WHAT YOU WILL DO »
• 1. Answer these questions using the news article about Whistler's response to the Garibaldi Park draft plan. Mark each answer (a), (b) or (c) to match its question.
(a) Who cast the lone objecting vote on the administrative report?
(b) In what year does Whistler Heli-Skiing's current operating tenure in Garibaldi expire?
(c) Which sport did the province refuse to consider in its updated draft plan released in November?
• 2. In the news article about Whistler's response to the Garibaldi Park draft plan, turn the paragraph beginning "Coun. Jayson Faulkner cast the lone objecting vote" into a short bulleted list that keeps its main facts.
• 3. Extend the news article about Whistler's response to the Garibaldi Park draft plan, starting after its final sentence.

------ READING PASSAGE ------

RMOW responds to Garibaldi Plan; want mountain biking considered

Municipal response to BC Parks’ draft plan results in council’s first dissenting vote Municipal Hall

The municipality presented its response to the BC Parks Draft Garibaldi Park Management Plan Tuesday (Jan. 22), and in an indication of the controversy the provincial plan has attracted in the community, council’s first dissenting vote since being elected over a year ago was cast.

Coun. Jayson Faulkner cast the lone objecting vote to the administrative report, citing several concerns with some of the more contentious items in the plan. Faulkner is council’s representative on the municipal Forest and Wildland Advisory Committee (FWAC) and is the chair of the Spearhead Huts Committee. Both groups were consulted during the muni’s drafting of the response.

“One of the big concerns that came out was that by including heli-skiing in the draft management plan language, that effectively you entrench a perpetuity for heli-skiing in the park,” said Faulkner, relaying FWAC’s issues with BC Parks and the municipality supporting Whistler Heli-Skiing’s continued operation in the park. Their current operating tenure in Garibaldi expires in 2016.

Faulkner said the heli-ski operator’s proximity to the proposed site of several Spearhead Huts, an initiative that was supported by the province and the RMOW in the plan, could cause conflict with other user groups.

“You can imagine the potential problems of a hut that’s 150, 200 metres away from where helicopters could be landing,” he said.

The RMOW response was mostly aligned with BC Parks’ future vision for the area, except regarding the inclusion of Whistler’s most popular summer sport, mountain biking, which the province refused to consider in their updated draft plan released in November, citing concerns over environmental impact and conflicts with other user groups.

------ DATASET EXCERPTS ------

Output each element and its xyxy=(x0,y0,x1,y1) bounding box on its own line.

------
------ DATASET EXCERPTS ------

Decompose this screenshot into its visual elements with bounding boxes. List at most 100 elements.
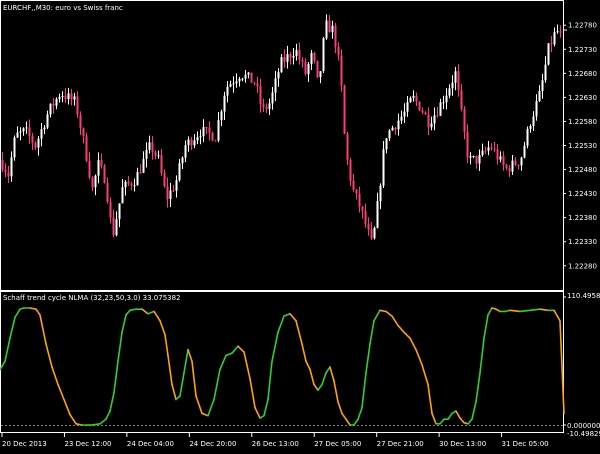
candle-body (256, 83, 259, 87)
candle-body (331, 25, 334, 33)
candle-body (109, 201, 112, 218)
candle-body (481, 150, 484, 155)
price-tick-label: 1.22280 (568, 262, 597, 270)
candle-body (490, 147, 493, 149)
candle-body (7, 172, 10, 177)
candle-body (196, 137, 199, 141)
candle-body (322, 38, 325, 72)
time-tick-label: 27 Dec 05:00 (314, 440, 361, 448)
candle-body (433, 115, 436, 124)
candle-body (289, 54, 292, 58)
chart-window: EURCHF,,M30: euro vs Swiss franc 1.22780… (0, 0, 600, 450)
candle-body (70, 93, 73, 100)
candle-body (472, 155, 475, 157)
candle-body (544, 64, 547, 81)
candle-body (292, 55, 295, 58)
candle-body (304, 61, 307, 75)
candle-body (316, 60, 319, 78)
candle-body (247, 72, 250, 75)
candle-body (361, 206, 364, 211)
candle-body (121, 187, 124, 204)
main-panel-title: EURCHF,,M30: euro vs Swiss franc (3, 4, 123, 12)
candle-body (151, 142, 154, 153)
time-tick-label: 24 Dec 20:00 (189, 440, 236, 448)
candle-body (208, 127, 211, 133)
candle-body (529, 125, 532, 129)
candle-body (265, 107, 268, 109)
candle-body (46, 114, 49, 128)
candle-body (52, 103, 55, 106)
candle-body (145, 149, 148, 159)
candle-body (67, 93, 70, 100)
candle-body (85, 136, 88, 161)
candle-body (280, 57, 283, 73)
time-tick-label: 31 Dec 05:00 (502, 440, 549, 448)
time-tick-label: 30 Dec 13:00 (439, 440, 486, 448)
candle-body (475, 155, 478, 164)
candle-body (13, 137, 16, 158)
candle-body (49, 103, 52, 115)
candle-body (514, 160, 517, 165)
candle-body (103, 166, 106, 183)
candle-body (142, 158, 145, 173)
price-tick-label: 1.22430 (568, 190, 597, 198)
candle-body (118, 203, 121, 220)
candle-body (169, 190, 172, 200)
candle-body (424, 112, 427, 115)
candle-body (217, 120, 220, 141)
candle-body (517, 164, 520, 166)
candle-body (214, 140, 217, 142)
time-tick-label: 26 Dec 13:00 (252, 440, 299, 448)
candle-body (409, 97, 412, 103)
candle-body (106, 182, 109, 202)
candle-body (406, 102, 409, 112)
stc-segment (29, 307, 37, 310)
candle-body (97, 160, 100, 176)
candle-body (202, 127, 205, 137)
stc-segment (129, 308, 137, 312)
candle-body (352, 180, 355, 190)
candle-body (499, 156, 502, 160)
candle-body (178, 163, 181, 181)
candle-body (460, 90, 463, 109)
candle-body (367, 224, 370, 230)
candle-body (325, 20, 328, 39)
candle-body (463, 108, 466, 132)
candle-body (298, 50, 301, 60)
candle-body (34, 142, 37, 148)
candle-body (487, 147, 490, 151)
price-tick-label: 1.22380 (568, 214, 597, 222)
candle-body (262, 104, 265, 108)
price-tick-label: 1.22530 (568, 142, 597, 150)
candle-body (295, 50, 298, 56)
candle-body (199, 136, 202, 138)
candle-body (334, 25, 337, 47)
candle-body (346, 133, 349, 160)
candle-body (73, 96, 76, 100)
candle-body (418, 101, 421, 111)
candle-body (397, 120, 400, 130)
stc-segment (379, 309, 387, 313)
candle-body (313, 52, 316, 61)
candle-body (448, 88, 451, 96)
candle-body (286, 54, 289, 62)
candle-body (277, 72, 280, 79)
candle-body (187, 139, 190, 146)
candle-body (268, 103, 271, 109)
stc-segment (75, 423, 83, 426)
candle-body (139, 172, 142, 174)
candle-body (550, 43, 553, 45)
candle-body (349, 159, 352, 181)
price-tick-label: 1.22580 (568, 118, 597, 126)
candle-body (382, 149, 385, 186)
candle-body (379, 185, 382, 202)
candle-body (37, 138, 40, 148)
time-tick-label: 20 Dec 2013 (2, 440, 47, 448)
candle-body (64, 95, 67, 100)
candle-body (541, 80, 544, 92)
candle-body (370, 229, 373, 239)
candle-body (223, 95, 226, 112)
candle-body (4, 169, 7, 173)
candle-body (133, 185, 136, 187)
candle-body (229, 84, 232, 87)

------

ANSWERS PROVIDED »
• 1.
(a) Coun. Jayson Faulkner
(b) 2016
(c) Mountain biking

• 2.
- Coun. Jayson Faulkner cast the only vote against the administrative report, citing concerns about some of the plan's more contentious items.
- He is council's representative on the municipal Forest and Wildland Advisory Committee (FWAC).
- He chairs the Spearhead Huts Committee.
- Both groups were consulted while the municipality drafted its response.

• 3.
A BC Parks survey saw over 80 per cent of respondents in favour of including increased mountain biking access in Garibaldi in some form.

“The RMOW is supportive of an ongoing, collaborative dialogue between BC Parks, RMOW and other relevant stakeholders regarding the potential addition of cross-country mountain biking as a park use,” read the municipality’s response.

Municipal staff came to this conclusion after considerable consultation with resort stakeholders like the Whistler Off Road Cycling Association (WORCA), who revealed their preliminary vision for a one-way ascending trail connecting the Village to the Singing Pass area and an additional alpine loop around the Musical Bumps in a meeting with BC Parks last week.

“WORCA and RMOW staff are completely aligned in our response to BC Parks,” said WORCA’s director of planning Emily Mann.

Not everyone in the community is happy about the muni’s inclusion of mountain biking in the response, however.

“Many people worry that some bikers will be tempted to ride over the meadows when they get up into the alpine,” said Kurt Mueller, chair of the Hiking Trail Task Force, created in 2010 in response to the deteriorating condition of many of Whitsler’s hiking trails. “We are not saying shut the door. Perhaps the future Sproatt (Mountain) trails could be a trial phase and if that works out, the BC Parks people may have more confidence in allowing bikes in future plans.”

WORCA is currently working with the RMOW to develop a multi-use trail system on Sproatt.

FWAC shared some of the same concerns as the hiking task force, specifically over the potential for riders to enter the Musical Bumps area via the Whistler Bike Park.

“There wasn’t any discussion or plan about how you discern or get a difference between guys on 40-pound downhill bikes accessing into the park and then riding the downhill section by coming up the lifts,” said Faulkner. “There wasn’t really any clear understanding of how that happened so FWAC supported BC Parks’ position on that.”

In spite of Faulkner’s opposition, the muni’s response passed Tuesday, and will be sent to BC Parks for consideration.
The province will review the RMOW’s input before sending the plan to the federal Ministry of Environment for approval, expected in April.